> READING TEXT
>>>>>

In a former industrial building in Old Kensington, Hunter Pippin and Kedzie Teller enjoy the ample light and natural sounds of a rainstorm.
Hunter Pippin (left) and Kedzie Teller (right) at their home in Old Kensington.Read moreAllie Ippolito / For The Inquirer

Hunter Pippin and Kedzie Teller moved in together the way many couples do these days: compelled by a lease’s end.

The term for Pippin’s Bucks County rental was coming up. They’d been together for only eight months when they decided to make the leap.

“We were very much in love,” said Teller, 35, perched at the dining table of the Old Kensington rental he and Pippin, 26, have shared since April 2024.

“Everyone warned us about moving in and building furniture and all that where things can get really messy,” Teller said. And yet, “it was so smooth.”

It helped that Teller, who runs marketing agency KedzieT Consulting, was already familiar with the building. He’d lived in the hulking, formerly industrial structure since 2020 and knew he liked it enough to stay put.

Teller inquired about openings for a larger apartment that could include a home office as both he and Pippin, who is a geographic information systems (GIS) analyst for an environmental consulting company, work from home. He learned that the unit directly above his one-bedroom would be available soon. It was a bi-level unit with two bedrooms and two balconies.

Teller and Pippin jumped at the opportunity to tour it, maybe too quickly. Pippin had a hard time envisioning the 1,200-square-foot space without the outgoing tenant’s belongings, which were stacked from floor to ceiling, he said. But Teller knew it was the right space for them. They inked a $2,300 per month lease.

The apartment’s kitchen, dining area, living room, and powder room are on the building’s top floor. Its wood ceiling is one of Pippin’s favorite details. It lends visual warmth and also helps bring the outside in.

“It’s amazing when it rains,” Pippin said. “It can be really loud … it’s like a rain stick. It’s super relaxing.”

The pipes that run through the apartment aren’t for building mechanicals, the couple explained. They’re storm drains that add to the drippy chorus when they send water whooshing down to street level.

Teller, a house plant aficionado, is particularly grateful for the somewhat rare urban amenity of natural light. The apartment’s windows let plenty of it in and provide a vantage over the city skyline.

<<<<<

> DATA FOR ANALYSIS
>>>>>

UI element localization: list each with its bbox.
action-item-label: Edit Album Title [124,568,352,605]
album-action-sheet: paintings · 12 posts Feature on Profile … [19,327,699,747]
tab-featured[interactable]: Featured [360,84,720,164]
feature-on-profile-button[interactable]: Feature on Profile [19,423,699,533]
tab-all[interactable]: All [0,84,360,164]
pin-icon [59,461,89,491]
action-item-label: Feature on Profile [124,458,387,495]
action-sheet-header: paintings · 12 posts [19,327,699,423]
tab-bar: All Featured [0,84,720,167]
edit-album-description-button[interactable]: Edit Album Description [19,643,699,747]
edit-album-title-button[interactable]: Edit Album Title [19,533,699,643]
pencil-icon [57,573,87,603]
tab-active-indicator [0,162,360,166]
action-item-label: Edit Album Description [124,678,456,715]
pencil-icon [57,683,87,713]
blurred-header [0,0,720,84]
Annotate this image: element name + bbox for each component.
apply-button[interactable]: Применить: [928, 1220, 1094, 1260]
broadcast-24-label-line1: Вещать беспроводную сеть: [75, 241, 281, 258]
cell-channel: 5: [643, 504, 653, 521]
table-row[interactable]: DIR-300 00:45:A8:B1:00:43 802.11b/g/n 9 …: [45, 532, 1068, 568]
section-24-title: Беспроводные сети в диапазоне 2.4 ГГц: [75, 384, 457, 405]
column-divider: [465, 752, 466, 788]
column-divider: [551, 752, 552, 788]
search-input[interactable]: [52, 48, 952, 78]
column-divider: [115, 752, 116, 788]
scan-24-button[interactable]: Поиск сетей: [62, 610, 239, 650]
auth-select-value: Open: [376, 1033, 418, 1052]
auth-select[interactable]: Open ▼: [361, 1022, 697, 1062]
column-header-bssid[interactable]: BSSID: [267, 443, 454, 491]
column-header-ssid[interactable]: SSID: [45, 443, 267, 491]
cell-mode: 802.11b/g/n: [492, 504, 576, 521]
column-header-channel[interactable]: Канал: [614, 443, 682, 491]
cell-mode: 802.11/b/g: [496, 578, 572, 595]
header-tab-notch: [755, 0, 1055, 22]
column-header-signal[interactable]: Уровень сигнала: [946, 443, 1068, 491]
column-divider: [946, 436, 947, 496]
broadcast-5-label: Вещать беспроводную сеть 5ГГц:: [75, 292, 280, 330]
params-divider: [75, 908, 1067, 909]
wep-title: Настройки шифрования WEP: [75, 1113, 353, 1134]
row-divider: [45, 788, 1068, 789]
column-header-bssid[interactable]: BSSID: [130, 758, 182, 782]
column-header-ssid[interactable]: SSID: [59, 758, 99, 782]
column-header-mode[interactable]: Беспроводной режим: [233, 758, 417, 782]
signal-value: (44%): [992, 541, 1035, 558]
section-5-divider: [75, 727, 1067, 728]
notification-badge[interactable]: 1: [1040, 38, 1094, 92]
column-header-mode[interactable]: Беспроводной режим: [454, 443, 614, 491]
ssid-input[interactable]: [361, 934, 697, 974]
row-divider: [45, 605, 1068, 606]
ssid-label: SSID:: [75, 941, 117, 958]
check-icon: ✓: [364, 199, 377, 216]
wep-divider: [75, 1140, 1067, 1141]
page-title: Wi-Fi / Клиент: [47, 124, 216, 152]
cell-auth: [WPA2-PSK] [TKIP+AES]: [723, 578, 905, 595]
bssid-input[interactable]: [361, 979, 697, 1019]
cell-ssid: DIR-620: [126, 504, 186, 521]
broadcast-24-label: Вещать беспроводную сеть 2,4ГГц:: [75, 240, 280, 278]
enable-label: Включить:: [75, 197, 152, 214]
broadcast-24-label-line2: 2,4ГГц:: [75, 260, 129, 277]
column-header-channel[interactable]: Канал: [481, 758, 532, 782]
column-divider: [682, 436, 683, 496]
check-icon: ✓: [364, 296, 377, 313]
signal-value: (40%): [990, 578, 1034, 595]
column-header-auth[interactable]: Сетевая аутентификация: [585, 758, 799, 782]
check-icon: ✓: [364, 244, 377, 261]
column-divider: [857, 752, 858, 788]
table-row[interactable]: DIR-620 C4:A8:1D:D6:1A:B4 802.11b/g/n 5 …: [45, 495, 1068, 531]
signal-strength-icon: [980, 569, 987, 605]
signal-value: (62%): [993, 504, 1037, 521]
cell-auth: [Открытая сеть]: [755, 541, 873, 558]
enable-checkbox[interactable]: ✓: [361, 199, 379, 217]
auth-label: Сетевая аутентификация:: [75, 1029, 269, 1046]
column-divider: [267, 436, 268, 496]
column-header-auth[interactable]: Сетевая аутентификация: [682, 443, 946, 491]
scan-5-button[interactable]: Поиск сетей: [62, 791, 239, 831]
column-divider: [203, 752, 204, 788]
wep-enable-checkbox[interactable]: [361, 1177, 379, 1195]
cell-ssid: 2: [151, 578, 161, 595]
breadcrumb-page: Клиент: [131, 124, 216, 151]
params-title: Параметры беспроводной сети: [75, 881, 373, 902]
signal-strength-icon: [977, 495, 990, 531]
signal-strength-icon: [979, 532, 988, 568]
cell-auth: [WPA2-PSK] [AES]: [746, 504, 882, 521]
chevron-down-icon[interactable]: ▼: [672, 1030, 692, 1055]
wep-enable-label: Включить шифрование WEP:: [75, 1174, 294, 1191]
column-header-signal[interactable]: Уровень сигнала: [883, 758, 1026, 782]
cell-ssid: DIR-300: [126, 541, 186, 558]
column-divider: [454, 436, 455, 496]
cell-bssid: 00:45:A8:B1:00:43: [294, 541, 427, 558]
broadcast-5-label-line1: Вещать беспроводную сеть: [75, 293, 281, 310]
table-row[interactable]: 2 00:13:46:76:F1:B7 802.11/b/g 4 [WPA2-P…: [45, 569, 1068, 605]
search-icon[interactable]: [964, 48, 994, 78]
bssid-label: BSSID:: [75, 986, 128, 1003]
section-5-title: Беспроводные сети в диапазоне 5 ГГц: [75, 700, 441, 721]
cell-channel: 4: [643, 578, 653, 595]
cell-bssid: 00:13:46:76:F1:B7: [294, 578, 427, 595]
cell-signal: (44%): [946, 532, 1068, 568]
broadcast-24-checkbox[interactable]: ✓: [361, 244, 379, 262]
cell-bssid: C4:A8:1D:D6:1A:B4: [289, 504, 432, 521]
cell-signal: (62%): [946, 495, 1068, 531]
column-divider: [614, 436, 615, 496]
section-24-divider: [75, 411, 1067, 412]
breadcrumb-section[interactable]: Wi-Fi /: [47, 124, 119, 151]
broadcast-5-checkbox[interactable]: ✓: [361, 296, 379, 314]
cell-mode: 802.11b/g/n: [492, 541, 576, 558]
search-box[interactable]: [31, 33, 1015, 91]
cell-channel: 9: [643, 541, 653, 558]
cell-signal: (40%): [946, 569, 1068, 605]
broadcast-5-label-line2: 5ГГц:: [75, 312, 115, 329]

<<<<<

> QUESTIONS TO ANSWER
- 1) Decide whether each statement below agrees with the article about the Old Kensington apartment, and answer yes or no with the deciding words of the article quoted exactly: (a) Teller had lived in the building since 2020. (b) The couple signed a lease for $2,500 per month. (c) The pipes running through the apartment serve the building's mechanicals.
- 2) Go on with the article about the Old Kensington apartment, starting after its last sentence.

> ANSWERS BY ITEM NUMBER
- 1)
(a) Yes: "He’d lived in the hulking, formerly industrial structure since 2020"
(b) No: "They inked a $2,300 per month lease."
(c) No: "The pipes that run through the apartment aren’t for building mechanicals"

- 2)
Another thing they love about their building: A high school friend of Pippin moved into Teller’s former unit downstairs.

“She’ll literally just text me at 9 p.m. sometimes and be like, ‘I just made cookies. Do you want some?” Pippin said. (The answer is always yes.)

Their building is located where Old Kensington, Fishtown, and Northern Liberties meet, and they both enjoy bits of each neighborhood’s culture from their dining scenes to demographic makeup. Teller has seen the neighborhood transform in the five years he’s lived in the building, as new housing continues to spring up on formerly underused lots in all directions.

It has inspired Pippin to look into the building’s history. He and Teller thought it was an old textile factory due to the area’s history. He learned it was home to crafts wholesaler Eugene Chernin and, before that, a manufacturing hub for store fixtures. They aren’t exactly sure how old the building is but are proud to live in a structure that has found a new life as the area transforms around it.

Teller and Pippin don’t anticipate becoming neighborhood old-timers. Although any move is a ways off, they expect to eventually move to Teller’s home state of Maine. Pippin, for his part, has always felt called to New England and has fallen in love with the landscape of Teller’s childhood.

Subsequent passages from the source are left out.